▶ **Written instruction**
Provide an exact copy of the data, excluding the images.

▶ **Dataset records**
————————
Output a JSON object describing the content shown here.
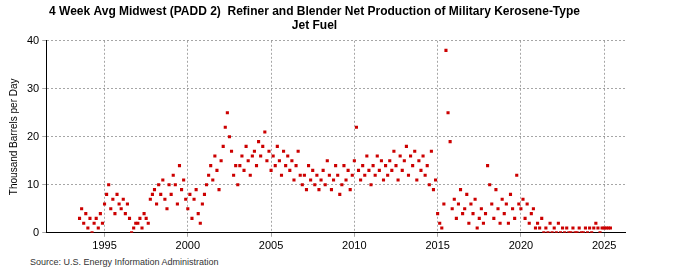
{
  "chart_data": {
    "type": "scatter",
    "title": [
      "4 Week Avg Midwest (PADD 2)  Refiner and Blender Net Production of Military Kerosene-Type",
      "Jet Fuel"
    ],
    "y_label": "Thousand Barrels per Day",
    "source": "Source: U.S. Energy Information Administration",
    "color": "#cc0000",
    "marker": "square",
    "grid": true,
    "xlim": [
      1991.5,
      2026.25
    ],
    "xticks": [
      1995,
      2000,
      2005,
      2010,
      2015,
      2020,
      2025
    ],
    "ylim": [
      0,
      40
    ],
    "yticks": [
      0,
      10,
      20,
      30,
      40
    ],
    "x": [
      1993.5,
      1993.625,
      1993.75,
      1993.875,
      1994,
      1994.125,
      1994.25,
      1994.375,
      1994.5,
      1994.625,
      1994.75,
      1994.875,
      1995,
      1995.125,
      1995.25,
      1995.375,
      1995.5,
      1995.625,
      1995.75,
      1995.875,
      1996,
      1996.125,
      1996.25,
      1996.375,
      1996.5,
      1996.625,
      1996.75,
      1996.875,
      1997,
      1997.125,
      1997.25,
      1997.375,
      1997.5,
      1997.625,
      1997.75,
      1997.875,
      1998,
      1998.125,
      1998.25,
      1998.375,
      1998.5,
      1998.625,
      1998.75,
      1998.875,
      1999,
      1999.125,
      1999.25,
      1999.375,
      1999.5,
      1999.625,
      1999.75,
      1999.875,
      2000,
      2000.125,
      2000.25,
      2000.375,
      2000.5,
      2000.625,
      2000.75,
      2000.875,
      2001,
      2001.125,
      2001.25,
      2001.375,
      2001.5,
      2001.625,
      2001.75,
      2001.875,
      2002,
      2002.125,
      2002.25,
      2002.375,
      2002.5,
      2002.625,
      2002.75,
      2002.875,
      2003,
      2003.125,
      2003.25,
      2003.375,
      2003.5,
      2003.625,
      2003.75,
      2003.875,
      2004,
      2004.125,
      2004.25,
      2004.375,
      2004.5,
      2004.625,
      2004.75,
      2004.875,
      2005,
      2005.125,
      2005.25,
      2005.375,
      2005.5,
      2005.625,
      2005.75,
      2005.875,
      2006,
      2006.125,
      2006.25,
      2006.375,
      2006.5,
      2006.625,
      2006.75,
      2006.875,
      2007,
      2007.125,
      2007.25,
      2007.375,
      2007.5,
      2007.625,
      2007.75,
      2007.875,
      2008,
      2008.125,
      2008.25,
      2008.375,
      2008.5,
      2008.625,
      2008.75,
      2008.875,
      2009,
      2009.125,
      2009.25,
      2009.375,
      2009.5,
      2009.625,
      2009.75,
      2009.875,
      2010,
      2010.125,
      2010.25,
      2010.375,
      2010.5,
      2010.625,
      2010.75,
      2010.875,
      2011,
      2011.125,
      2011.25,
      2011.375,
      2011.5,
      2011.625,
      2011.75,
      2011.875,
      2012,
      2012.125,
      2012.25,
      2012.375,
      2012.5,
      2012.625,
      2012.75,
      2012.875,
      2013,
      2013.125,
      2013.25,
      2013.375,
      2013.5,
      2013.625,
      2013.75,
      2013.875,
      2014,
      2014.125,
      2014.25,
      2014.375,
      2014.5,
      2014.625,
      2014.75,
      2014.875,
      2015,
      2015.125,
      2015.25,
      2015.375,
      2015.5,
      2015.625,
      2015.75,
      2015.875,
      2016,
      2016.125,
      2016.25,
      2016.375,
      2016.5,
      2016.625,
      2016.75,
      2016.875,
      2017,
      2017.125,
      2017.25,
      2017.375,
      2017.5,
      2017.625,
      2017.75,
      2017.875,
      2018,
      2018.125,
      2018.25,
      2018.375,
      2018.5,
      2018.625,
      2018.75,
      2018.875,
      2019,
      2019.125,
      2019.25,
      2019.375,
      2019.5,
      2019.625,
      2019.75,
      2019.875,
      2020,
      2020.125,
      2020.25,
      2020.375,
      2020.5,
      2020.625,
      2020.75,
      2020.875,
      2021,
      2021.125,
      2021.25,
      2021.375,
      2021.5,
      2021.625,
      2021.75,
      2021.875,
      2022,
      2022.125,
      2022.25,
      2022.375,
      2022.5,
      2022.625,
      2022.75,
      2022.875,
      2023,
      2023.125,
      2023.25,
      2023.375,
      2023.5,
      2023.625,
      2023.75,
      2023.875,
      2024,
      2024.125,
      2024.25,
      2024.375,
      2024.5,
      2024.625,
      2024.75,
      2024.875,
      2025,
      2025.125,
      2025.25,
      2025.375
    ],
    "values": [
      3,
      5,
      2,
      4,
      1,
      3,
      0,
      2,
      3,
      1,
      4,
      2,
      6,
      8,
      10,
      5,
      7,
      4,
      8,
      6,
      5,
      7,
      4,
      6,
      3,
      0,
      1,
      2,
      2,
      3,
      1,
      4,
      3,
      2,
      7,
      8,
      9,
      6,
      10,
      8,
      11,
      7,
      5,
      10,
      8,
      12,
      10,
      6,
      14,
      9,
      11,
      7,
      5,
      8,
      3,
      7,
      9,
      4,
      2,
      6,
      8,
      10,
      12,
      14,
      11,
      16,
      13,
      9,
      15,
      18,
      22,
      25,
      20,
      17,
      12,
      14,
      10,
      14,
      16,
      13,
      18,
      15,
      12,
      16,
      17,
      14,
      19,
      16,
      18,
      21,
      15,
      17,
      13,
      16,
      14,
      18,
      15,
      12,
      17,
      14,
      16,
      13,
      15,
      11,
      14,
      17,
      12,
      10,
      12,
      9,
      14,
      11,
      13,
      10,
      12,
      9,
      11,
      13,
      10,
      15,
      12,
      9,
      11,
      14,
      12,
      8,
      10,
      14,
      11,
      13,
      9,
      12,
      15,
      22,
      13,
      11,
      14,
      12,
      16,
      13,
      10,
      14,
      12,
      16,
      13,
      15,
      11,
      14,
      12,
      15,
      13,
      17,
      14,
      11,
      16,
      13,
      15,
      18,
      12,
      16,
      14,
      17,
      11,
      15,
      13,
      16,
      12,
      14,
      10,
      17,
      9,
      11,
      4,
      2,
      1,
      6,
      38,
      25,
      19,
      5,
      7,
      3,
      6,
      9,
      4,
      5,
      8,
      2,
      6,
      4,
      7,
      1,
      3,
      5,
      2,
      4,
      14,
      10,
      6,
      3,
      9,
      5,
      2,
      7,
      4,
      6,
      2,
      8,
      5,
      3,
      12,
      6,
      5,
      7,
      3,
      6,
      2,
      4,
      5,
      1,
      2,
      1,
      3,
      0,
      1,
      0,
      2,
      0,
      1,
      0,
      2,
      0,
      1,
      0,
      1,
      0,
      0,
      1,
      0,
      0,
      1,
      0,
      0,
      1,
      0,
      1,
      0,
      1,
      2,
      1,
      0,
      1,
      1,
      1,
      1,
      1
    ]
  }
}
————————
▶ **Problem solution**
Output a JSON object describing the content shown here.
{
  "chart_data": {
    "type": "scatter",
    "title": [
      "4 Week Avg Midwest (PADD 2)  Refiner and Blender Net Production of Military Kerosene-Type",
      "Jet Fuel"
    ],
    "y_label": "Thousand Barrels per Day",
    "source": "Source: U.S. Energy Information Administration",
    "color": "#cc0000",
    "marker": "square",
    "grid": true,
    "xlim": [
      1991.5,
      2026.25
    ],
    "xticks": [
      1995,
      2000,
      2005,
      2010,
      2015,
      2020,
      2025
    ],
    "ylim": [
      0,
      40
    ],
    "yticks": [
      0,
      10,
      20,
      30,
      40
    ],
    "x": [
      1993.5,
      1993.625,
      1993.75,
      1993.875,
      1994,
      1994.125,
      1994.25,
      1994.375,
      1994.5,
      1994.625,
      1994.75,
      1994.875,
      1995,
      1995.125,
      1995.25,
      1995.375,
      1995.5,
      1995.625,
      1995.75,
      1995.875,
      1996,
      1996.125,
      1996.25,
      1996.375,
      1996.5,
      1996.625,
      1996.75,
      1996.875,
      1997,
      1997.125,
      1997.25,
      1997.375,
      1997.5,
      1997.625,
      1997.75,
      1997.875,
      1998,
      1998.125,
      1998.25,
      1998.375,
      1998.5,
      1998.625,
      1998.75,
      1998.875,
      1999,
      1999.125,
      1999.25,
      1999.375,
      1999.5,
      1999.625,
      1999.75,
      1999.875,
      2000,
      2000.125,
      2000.25,
      2000.375,
      2000.5,
      2000.625,
      2000.75,
      2000.875,
      2001,
      2001.125,
      2001.25,
      2001.375,
      2001.5,
      2001.625,
      2001.75,
      2001.875,
      2002,
      2002.125,
      2002.25,
      2002.375,
      2002.5,
      2002.625,
      2002.75,
      2002.875,
      2003,
      2003.125,
      2003.25,
      2003.375,
      2003.5,
      2003.625,
      2003.75,
      2003.875,
      2004,
      2004.125,
      2004.25,
      2004.375,
      2004.5,
      2004.625,
      2004.75,
      2004.875,
      2005,
      2005.125,
      2005.25,
      2005.375,
      2005.5,
      2005.625,
      2005.75,
      2005.875,
      2006,
      2006.125,
      2006.25,
      2006.375,
      2006.5,
      2006.625,
      2006.75,
      2006.875,
      2007,
      2007.125,
      2007.25,
      2007.375,
      2007.5,
      2007.625,
      2007.75,
      2007.875,
      2008,
      2008.125,
      2008.25,
      2008.375,
      2008.5,
      2008.625,
      2008.75,
      2008.875,
      2009,
      2009.125,
      2009.25,
      2009.375,
      2009.5,
      2009.625,
      2009.75,
      2009.875,
      2010,
      2010.125,
      2010.25,
      2010.375,
      2010.5,
      2010.625,
      2010.75,
      2010.875,
      2011,
      2011.125,
      2011.25,
      2011.375,
      2011.5,
      2011.625,
      2011.75,
      2011.875,
      2012,
      2012.125,
      2012.25,
      2012.375,
      2012.5,
      2012.625,
      2012.75,
      2012.875,
      2013,
      2013.125,
      2013.25,
      2013.375,
      2013.5,
      2013.625,
      2013.75,
      2013.875,
      2014,
      2014.125,
      2014.25,
      2014.375,
      2014.5,
      2014.625,
      2014.75,
      2014.875,
      2015,
      2015.125,
      2015.25,
      2015.375,
      2015.5,
      2015.625,
      2015.75,
      2015.875,
      2016,
      2016.125,
      2016.25,
      2016.375,
      2016.5,
      2016.625,
      2016.75,
      2016.875,
      2017,
      2017.125,
      2017.25,
      2017.375,
      2017.5,
      2017.625,
      2017.75,
      2017.875,
      2018,
      2018.125,
      2018.25,
      2018.375,
      2018.5,
      2018.625,
      2018.75,
      2018.875,
      2019,
      2019.125,
      2019.25,
      2019.375,
      2019.5,
      2019.625,
      2019.75,
      2019.875,
      2020,
      2020.125,
      2020.25,
      2020.375,
      2020.5,
      2020.625,
      2020.75,
      2020.875,
      2021,
      2021.125,
      2021.25,
      2021.375,
      2021.5,
      2021.625,
      2021.75,
      2021.875,
      2022,
      2022.125,
      2022.25,
      2022.375,
      2022.5,
      2022.625,
      2022.75,
      2022.875,
      2023,
      2023.125,
      2023.25,
      2023.375,
      2023.5,
      2023.625,
      2023.75,
      2023.875,
      2024,
      2024.125,
      2024.25,
      2024.375,
      2024.5,
      2024.625,
      2024.75,
      2024.875,
      2025,
      2025.125,
      2025.25,
      2025.375
    ],
    "values": [
      3,
      5,
      2,
      4,
      1,
      3,
      0,
      2,
      3,
      1,
      4,
      2,
      6,
      8,
      10,
      5,
      7,
      4,
      8,
      6,
      5,
      7,
      4,
      6,
      3,
      0,
      1,
      2,
      2,
      3,
      1,
      4,
      3,
      2,
      7,
      8,
      9,
      6,
      10,
      8,
      11,
      7,
      5,
      10,
      8,
      12,
      10,
      6,
      14,
      9,
      11,
      7,
      5,
      8,
      3,
      7,
      9,
      4,
      2,
      6,
      8,
      10,
      12,
      14,
      11,
      16,
      13,
      9,
      15,
      18,
      22,
      25,
      20,
      17,
      12,
      14,
      10,
      14,
      16,
      13,
      18,
      15,
      12,
      16,
      17,
      14,
      19,
      16,
      18,
      21,
      15,
      17,
      13,
      16,
      14,
      18,
      15,
      12,
      17,
      14,
      16,
      13,
      15,
      11,
      14,
      17,
      12,
      10,
      12,
      9,
      14,
      11,
      13,
      10,
      12,
      9,
      11,
      13,
      10,
      15,
      12,
      9,
      11,
      14,
      12,
      8,
      10,
      14,
      11,
      13,
      9,
      12,
      15,
      22,
      13,
      11,
      14,
      12,
      16,
      13,
      10,
      14,
      12,
      16,
      13,
      15,
      11,
      14,
      12,
      15,
      13,
      17,
      14,
      11,
      16,
      13,
      15,
      18,
      12,
      16,
      14,
      17,
      11,
      15,
      13,
      16,
      12,
      14,
      10,
      17,
      9,
      11,
      4,
      2,
      1,
      6,
      38,
      25,
      19,
      5,
      7,
      3,
      6,
      9,
      4,
      5,
      8,
      2,
      6,
      4,
      7,
      1,
      3,
      5,
      2,
      4,
      14,
      10,
      6,
      3,
      9,
      5,
      2,
      7,
      4,
      6,
      2,
      8,
      5,
      3,
      12,
      6,
      5,
      7,
      3,
      6,
      2,
      4,
      5,
      1,
      2,
      1,
      3,
      0,
      1,
      0,
      2,
      0,
      1,
      0,
      2,
      0,
      1,
      0,
      1,
      0,
      0,
      1,
      0,
      0,
      1,
      0,
      0,
      1,
      0,
      1,
      0,
      1,
      2,
      1,
      0,
      1,
      1,
      1,
      1,
      1
    ]
  }
}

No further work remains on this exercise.